[Figure collection entries]
——————
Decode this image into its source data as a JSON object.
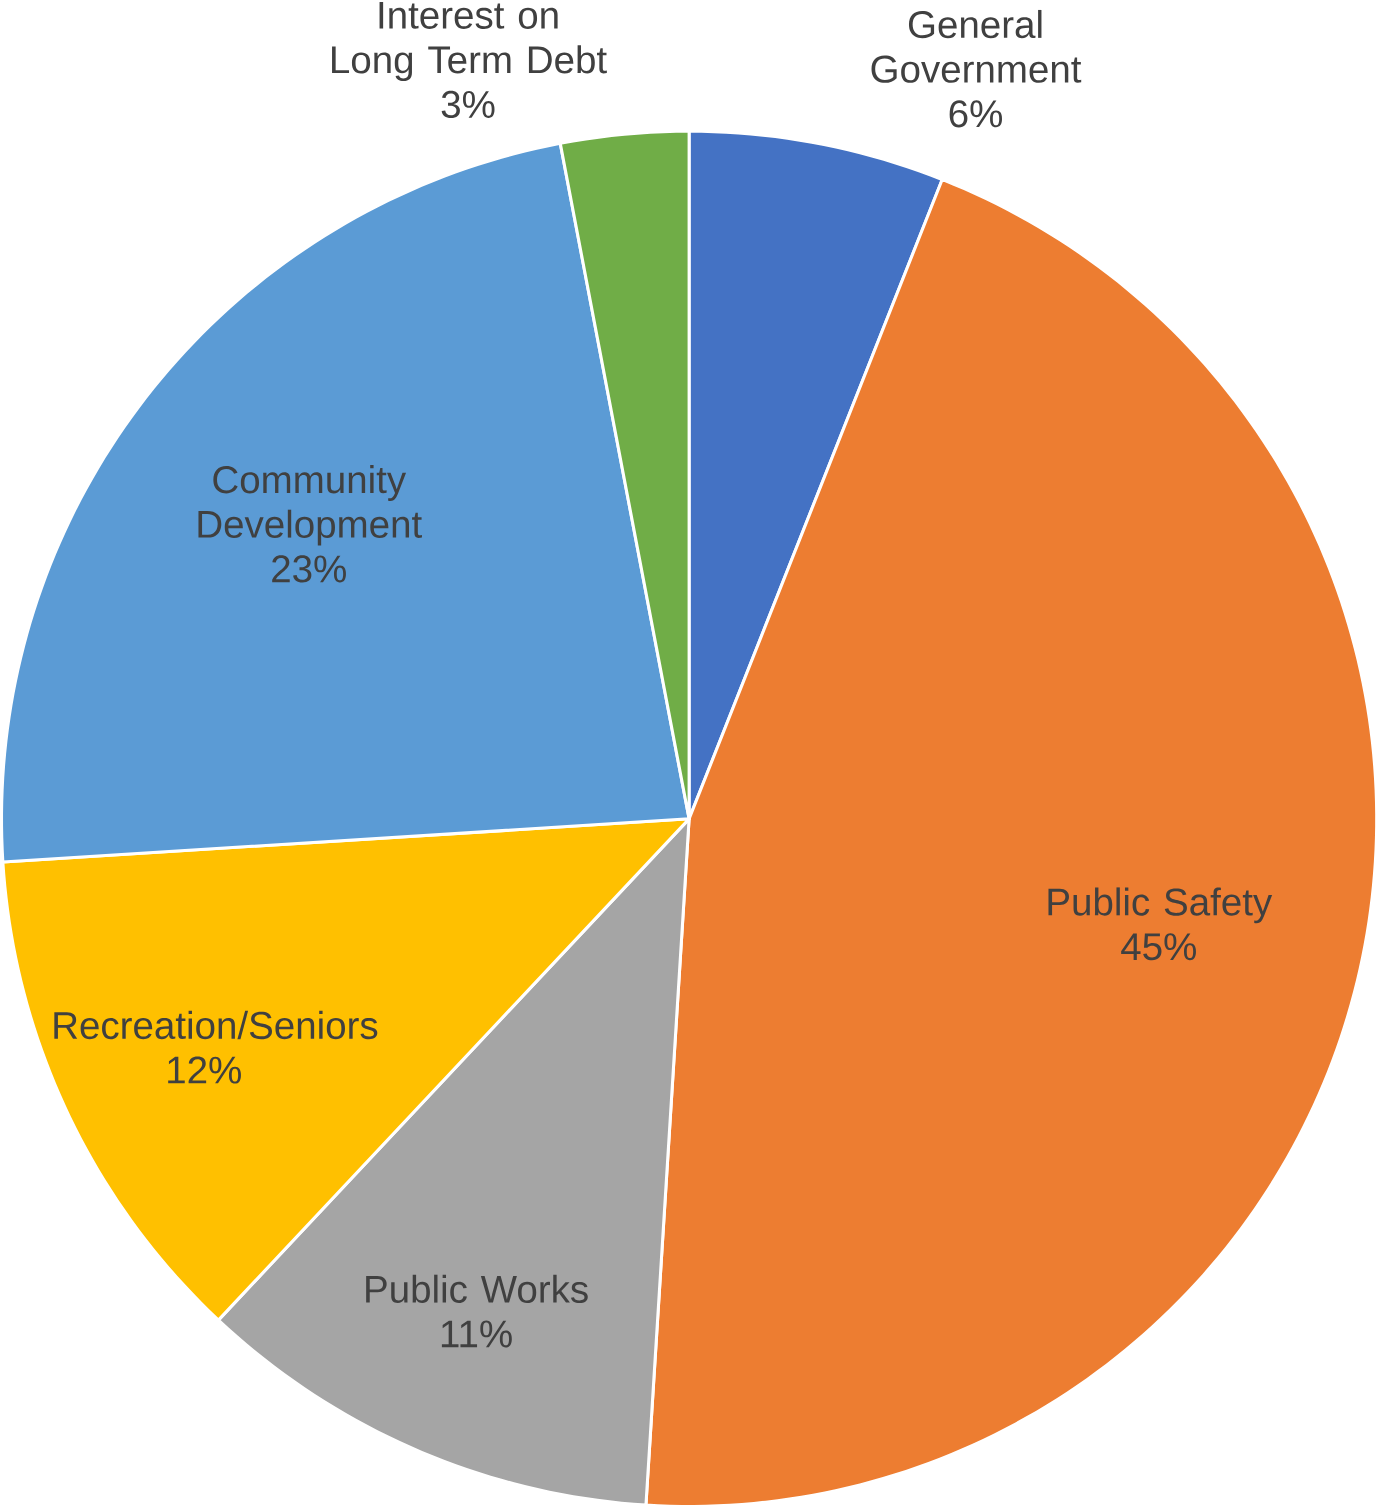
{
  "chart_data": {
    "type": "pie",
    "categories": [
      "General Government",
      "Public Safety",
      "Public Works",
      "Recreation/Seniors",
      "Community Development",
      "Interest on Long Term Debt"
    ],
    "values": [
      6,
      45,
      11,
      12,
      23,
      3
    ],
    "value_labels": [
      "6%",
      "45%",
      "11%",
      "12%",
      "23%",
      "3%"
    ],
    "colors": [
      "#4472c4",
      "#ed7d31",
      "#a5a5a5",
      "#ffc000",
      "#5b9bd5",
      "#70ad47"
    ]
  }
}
——————
- _WORK INSTRUCTIONS_
Print out every entry above without changing a word, and leave out the pictures.

- _FINAL RESULT_
Decode this image into its source data as a JSON object.
{
  "chart_data": {
    "type": "pie",
    "categories": [
      "General Government",
      "Public Safety",
      "Public Works",
      "Recreation/Seniors",
      "Community Development",
      "Interest on Long Term Debt"
    ],
    "values": [
      6,
      45,
      11,
      12,
      23,
      3
    ],
    "value_labels": [
      "6%",
      "45%",
      "11%",
      "12%",
      "23%",
      "3%"
    ],
    "colors": [
      "#4472c4",
      "#ed7d31",
      "#a5a5a5",
      "#ffc000",
      "#5b9bd5",
      "#70ad47"
    ]
  }
}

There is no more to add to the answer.